(THINGS TO DO):
1/ Copy the screen-cleanliness thread starting with "## chevy (Mar" and going on through "Burns (Mar 31, 2007)", substituting "lint" for "dust".
2/ Pick up the forum thread on screen cleanliness after its last post and continue it.

(SUPPLIED TEXT):
# How clean is your screen?



## Ferdinand (Mar 30, 2007)

If you have 2 displays, then choose one. From a score out of 6 I would give myself a 3, being 1 the cleanest and 6 the messiest.


----------



## ora (Mar 30, 2007)

Hospital clean, cos I just bought a screen cleaning kit thingy and have got obsessive about it. It seems more important on these glossy screens as the marks show more. Movies look a _lot_ better though.


----------



## Mikuro (Mar 30, 2007)

I said "hospital clean". There's never anything worse than dust on my monitor, and I don't let that build up much, either.

(And hospital computers are generally not clean, anyway...)


----------



## aicul (Mar 30, 2007)

I would say the real question should be : 


> How dirty can your screen become before you clean it?


----------



## Satcomer (Mar 30, 2007)

I use Radtech's OmniCleanz and works quite well with that little cloth they include.


----------



## chevy (Mar 30, 2007)

I'm between 1 and 2. My screen is always clean... but I don't need to clean it every day, it's just placed so that it doesn't get too much dust.


----------



## Lt Major Burns (Mar 31, 2007)

filthy.  it didn't help that i managed to spray spraymount onto my Apple screen by accident


----------



## Rhisiart (Mar 31, 2007)

I can never get my CRT smudge free, even with OmniCleanz.


----------



## Ferdinand (Mar 31, 2007)

It might not work that well because it says "Excellent for * LCD and Plasma Displays*", and you have a CRT, but it actually shouldn't matter...


----------



## Rhisiart (Mar 31, 2007)

Ferdinand said:


> It might not work that well because it says "Excellent for * LCD and Plasma Displays*", and you have a CRT, but it actually shouldn't matter...


Oops!


----------



## sinclair_tm (Apr 2, 2007)

i use iklear on my viewsonic lcd, and it works great.  i figured that if its safe for apple screens, then its got to be safe for other screens too.  only problem is that it doesn't remove ball point pen ink from your screen.

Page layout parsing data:
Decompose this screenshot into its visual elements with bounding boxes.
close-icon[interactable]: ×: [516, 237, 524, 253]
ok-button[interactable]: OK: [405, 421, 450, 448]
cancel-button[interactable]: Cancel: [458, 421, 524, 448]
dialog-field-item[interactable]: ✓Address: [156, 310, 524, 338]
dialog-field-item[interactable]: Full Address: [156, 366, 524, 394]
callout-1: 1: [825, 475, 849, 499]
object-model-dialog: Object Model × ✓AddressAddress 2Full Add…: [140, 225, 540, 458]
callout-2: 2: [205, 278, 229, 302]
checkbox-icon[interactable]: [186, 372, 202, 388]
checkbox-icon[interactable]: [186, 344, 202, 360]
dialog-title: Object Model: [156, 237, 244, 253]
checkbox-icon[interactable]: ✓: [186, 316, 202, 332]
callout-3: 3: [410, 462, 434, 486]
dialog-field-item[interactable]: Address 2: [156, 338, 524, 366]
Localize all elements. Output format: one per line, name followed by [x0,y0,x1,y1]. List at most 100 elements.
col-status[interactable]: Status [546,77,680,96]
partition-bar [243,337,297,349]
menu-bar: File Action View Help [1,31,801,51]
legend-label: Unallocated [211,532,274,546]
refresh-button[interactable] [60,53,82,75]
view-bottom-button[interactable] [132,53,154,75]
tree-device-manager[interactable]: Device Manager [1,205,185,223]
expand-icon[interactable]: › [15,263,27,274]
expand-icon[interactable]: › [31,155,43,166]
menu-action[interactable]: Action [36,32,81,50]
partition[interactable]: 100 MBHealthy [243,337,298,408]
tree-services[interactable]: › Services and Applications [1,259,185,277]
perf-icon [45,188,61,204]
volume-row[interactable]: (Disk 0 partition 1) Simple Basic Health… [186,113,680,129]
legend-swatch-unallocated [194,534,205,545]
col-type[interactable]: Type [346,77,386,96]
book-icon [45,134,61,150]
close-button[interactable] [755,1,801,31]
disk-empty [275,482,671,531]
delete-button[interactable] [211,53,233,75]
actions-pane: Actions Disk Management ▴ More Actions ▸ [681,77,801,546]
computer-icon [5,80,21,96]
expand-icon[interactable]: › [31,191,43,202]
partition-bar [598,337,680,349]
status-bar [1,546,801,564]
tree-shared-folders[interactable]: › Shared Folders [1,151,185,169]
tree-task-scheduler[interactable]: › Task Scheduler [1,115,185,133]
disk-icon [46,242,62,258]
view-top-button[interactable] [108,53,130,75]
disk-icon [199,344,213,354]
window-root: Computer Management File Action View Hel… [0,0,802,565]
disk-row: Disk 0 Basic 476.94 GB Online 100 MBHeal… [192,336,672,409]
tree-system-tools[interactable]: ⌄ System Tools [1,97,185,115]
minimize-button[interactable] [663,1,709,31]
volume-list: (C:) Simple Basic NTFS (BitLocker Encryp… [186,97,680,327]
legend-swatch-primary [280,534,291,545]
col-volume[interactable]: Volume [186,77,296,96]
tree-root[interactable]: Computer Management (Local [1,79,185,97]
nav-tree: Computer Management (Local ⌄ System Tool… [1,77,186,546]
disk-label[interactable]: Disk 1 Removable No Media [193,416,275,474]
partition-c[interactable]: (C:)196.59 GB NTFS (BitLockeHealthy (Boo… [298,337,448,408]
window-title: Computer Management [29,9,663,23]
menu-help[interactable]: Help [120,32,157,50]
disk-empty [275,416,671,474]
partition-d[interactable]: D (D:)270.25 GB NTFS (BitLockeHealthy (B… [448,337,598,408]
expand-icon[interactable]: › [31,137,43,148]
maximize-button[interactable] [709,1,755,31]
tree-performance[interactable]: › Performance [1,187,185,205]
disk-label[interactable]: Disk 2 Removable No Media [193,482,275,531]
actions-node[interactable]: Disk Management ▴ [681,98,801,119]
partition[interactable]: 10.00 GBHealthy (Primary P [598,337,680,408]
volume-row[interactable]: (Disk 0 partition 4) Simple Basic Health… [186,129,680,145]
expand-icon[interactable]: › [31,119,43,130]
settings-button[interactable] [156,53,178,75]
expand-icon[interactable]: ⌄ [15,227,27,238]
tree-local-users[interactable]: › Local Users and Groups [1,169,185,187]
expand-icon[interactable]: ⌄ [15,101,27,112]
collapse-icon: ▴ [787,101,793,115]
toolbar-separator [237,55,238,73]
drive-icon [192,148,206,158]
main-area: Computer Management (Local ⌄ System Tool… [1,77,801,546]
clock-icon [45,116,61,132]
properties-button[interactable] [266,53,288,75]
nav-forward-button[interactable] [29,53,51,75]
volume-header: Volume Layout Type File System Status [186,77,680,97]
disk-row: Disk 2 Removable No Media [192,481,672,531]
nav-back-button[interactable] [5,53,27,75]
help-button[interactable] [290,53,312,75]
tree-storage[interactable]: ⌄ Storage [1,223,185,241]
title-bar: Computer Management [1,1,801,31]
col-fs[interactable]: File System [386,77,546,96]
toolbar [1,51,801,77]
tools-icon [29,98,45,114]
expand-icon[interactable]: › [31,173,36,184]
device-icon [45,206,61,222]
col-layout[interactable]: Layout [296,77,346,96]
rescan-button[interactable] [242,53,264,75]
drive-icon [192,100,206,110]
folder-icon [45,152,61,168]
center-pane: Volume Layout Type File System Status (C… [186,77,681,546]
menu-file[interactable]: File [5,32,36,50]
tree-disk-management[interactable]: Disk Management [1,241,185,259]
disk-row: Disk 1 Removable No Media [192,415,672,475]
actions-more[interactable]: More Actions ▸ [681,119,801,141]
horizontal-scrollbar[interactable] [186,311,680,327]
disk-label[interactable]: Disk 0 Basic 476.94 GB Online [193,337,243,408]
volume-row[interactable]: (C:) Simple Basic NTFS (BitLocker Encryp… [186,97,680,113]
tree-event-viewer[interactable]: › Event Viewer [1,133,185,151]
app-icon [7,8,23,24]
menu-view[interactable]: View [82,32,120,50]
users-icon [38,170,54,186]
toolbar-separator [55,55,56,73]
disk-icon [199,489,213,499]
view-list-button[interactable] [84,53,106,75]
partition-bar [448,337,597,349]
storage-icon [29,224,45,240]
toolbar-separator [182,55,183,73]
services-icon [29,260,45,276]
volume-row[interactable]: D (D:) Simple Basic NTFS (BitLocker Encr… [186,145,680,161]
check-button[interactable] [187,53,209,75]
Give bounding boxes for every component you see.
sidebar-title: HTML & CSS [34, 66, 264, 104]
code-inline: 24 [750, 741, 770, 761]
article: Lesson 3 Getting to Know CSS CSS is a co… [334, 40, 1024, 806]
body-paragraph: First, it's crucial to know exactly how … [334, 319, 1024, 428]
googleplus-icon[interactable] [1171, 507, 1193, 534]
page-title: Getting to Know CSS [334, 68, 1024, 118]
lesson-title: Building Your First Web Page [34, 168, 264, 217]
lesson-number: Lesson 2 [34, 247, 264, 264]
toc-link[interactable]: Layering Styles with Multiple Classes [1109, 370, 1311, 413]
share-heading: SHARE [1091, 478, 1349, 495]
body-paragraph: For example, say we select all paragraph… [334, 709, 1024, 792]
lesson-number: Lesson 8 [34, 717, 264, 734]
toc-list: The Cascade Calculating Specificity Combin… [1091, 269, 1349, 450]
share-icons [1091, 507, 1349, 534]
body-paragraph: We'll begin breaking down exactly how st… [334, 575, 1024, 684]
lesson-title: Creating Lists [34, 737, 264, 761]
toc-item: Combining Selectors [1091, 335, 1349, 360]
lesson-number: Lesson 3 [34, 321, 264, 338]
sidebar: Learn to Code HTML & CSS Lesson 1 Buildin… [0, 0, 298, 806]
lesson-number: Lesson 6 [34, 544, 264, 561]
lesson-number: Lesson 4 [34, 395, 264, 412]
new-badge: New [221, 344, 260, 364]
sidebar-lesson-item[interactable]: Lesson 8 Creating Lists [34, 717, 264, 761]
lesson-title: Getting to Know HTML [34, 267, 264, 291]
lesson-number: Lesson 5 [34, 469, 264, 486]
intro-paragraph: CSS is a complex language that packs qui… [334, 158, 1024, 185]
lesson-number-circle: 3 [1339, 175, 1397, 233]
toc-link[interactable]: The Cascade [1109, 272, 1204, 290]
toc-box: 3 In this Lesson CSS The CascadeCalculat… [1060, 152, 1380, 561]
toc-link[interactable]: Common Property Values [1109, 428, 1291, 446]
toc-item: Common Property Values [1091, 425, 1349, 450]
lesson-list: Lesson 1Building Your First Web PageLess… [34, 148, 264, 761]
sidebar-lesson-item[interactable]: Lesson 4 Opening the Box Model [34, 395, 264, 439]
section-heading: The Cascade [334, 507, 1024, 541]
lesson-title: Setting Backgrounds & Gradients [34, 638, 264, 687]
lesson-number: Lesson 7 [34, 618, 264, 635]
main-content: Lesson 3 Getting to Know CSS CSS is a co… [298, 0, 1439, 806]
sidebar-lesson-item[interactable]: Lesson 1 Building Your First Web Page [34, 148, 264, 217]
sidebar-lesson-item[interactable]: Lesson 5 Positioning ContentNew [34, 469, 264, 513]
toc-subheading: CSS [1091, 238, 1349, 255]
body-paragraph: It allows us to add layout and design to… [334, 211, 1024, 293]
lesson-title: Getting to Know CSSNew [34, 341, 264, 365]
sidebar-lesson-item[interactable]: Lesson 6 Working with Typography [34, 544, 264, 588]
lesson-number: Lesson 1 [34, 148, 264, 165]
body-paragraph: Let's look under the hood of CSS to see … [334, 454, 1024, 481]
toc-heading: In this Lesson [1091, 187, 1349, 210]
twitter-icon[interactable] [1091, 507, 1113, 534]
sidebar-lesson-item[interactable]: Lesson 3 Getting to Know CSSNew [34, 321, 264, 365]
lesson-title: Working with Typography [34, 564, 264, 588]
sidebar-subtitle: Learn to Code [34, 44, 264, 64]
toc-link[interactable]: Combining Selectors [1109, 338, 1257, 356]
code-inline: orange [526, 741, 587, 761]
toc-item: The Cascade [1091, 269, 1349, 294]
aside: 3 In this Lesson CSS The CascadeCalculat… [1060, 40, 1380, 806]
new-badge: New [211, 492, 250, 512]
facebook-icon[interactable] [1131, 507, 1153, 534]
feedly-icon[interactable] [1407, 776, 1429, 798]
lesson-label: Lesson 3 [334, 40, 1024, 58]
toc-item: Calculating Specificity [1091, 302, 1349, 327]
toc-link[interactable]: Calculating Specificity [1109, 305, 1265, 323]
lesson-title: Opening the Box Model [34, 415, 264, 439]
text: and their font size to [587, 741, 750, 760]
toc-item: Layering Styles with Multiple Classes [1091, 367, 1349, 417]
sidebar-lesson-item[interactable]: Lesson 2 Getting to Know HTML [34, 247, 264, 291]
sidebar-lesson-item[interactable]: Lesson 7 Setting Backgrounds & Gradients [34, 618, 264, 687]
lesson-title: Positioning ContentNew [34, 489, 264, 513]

(ANSWERS BELOW):
1/
## chevy (Mar 30, 2007)

I'm between 1 and 2. My screen is always clean... but I don't need to clean it every day, it's just placed so that it doesn't get too much lint.


----------



## Lt Major Burns (Mar 31, 2007)

2/
now i know you want to know how ink got on my screen.  lets just say i have a 3yr old son, and i used to keep a pen by my computer.  and if you can't figure out the rest of the story, then you must have no experience with children.  and yes, he is unharmed and still breathing, i did get the screen clean, and it somehow made it without any perminet damage.


----------



## Snaffle (Apr 2, 2007)

It's mostly always clean... except theirs a speck on it that drives me crazy.

/me gets screen cleaner


----------



## andyhargreaves (Apr 4, 2007)

Looked at this thread yesterday and felt positively ashamed, so now my MacBook screen is sparkling!!

Need to give 19" LCD attached to MacMini the same treatment, I think.

Andy


----------



## Qion (Apr 4, 2007)

Everybody wants to touch my MacBook, and I always feel like I'm taking on the role of "Daddy just hit mommy across the dinner table and we're all trying to keep eating" when I tell my clients or family to back off. 

Needless to say, it's _sometimes_ clean, no matter how hard I try.


----------



## minckster (Apr 4, 2007)

I gotta do a better job covering my mouth when I sneeze.* Unlike Quion, NO ONE ever wants to touch my iMac.





* Ewwww!


----------



## icemanjc (Apr 4, 2007)

I almost never clean mine, becausee It never really gets dirty.


----------



## bbloke (Apr 6, 2007)

My CRT is generally clean, as there are no stains or spills, but it does get a bit dusty.  I should probably dust it more often, but I'm strangely reluctant.


----------



## aarathi (Mar 10, 2008)

I am sometimes cleaning my screen.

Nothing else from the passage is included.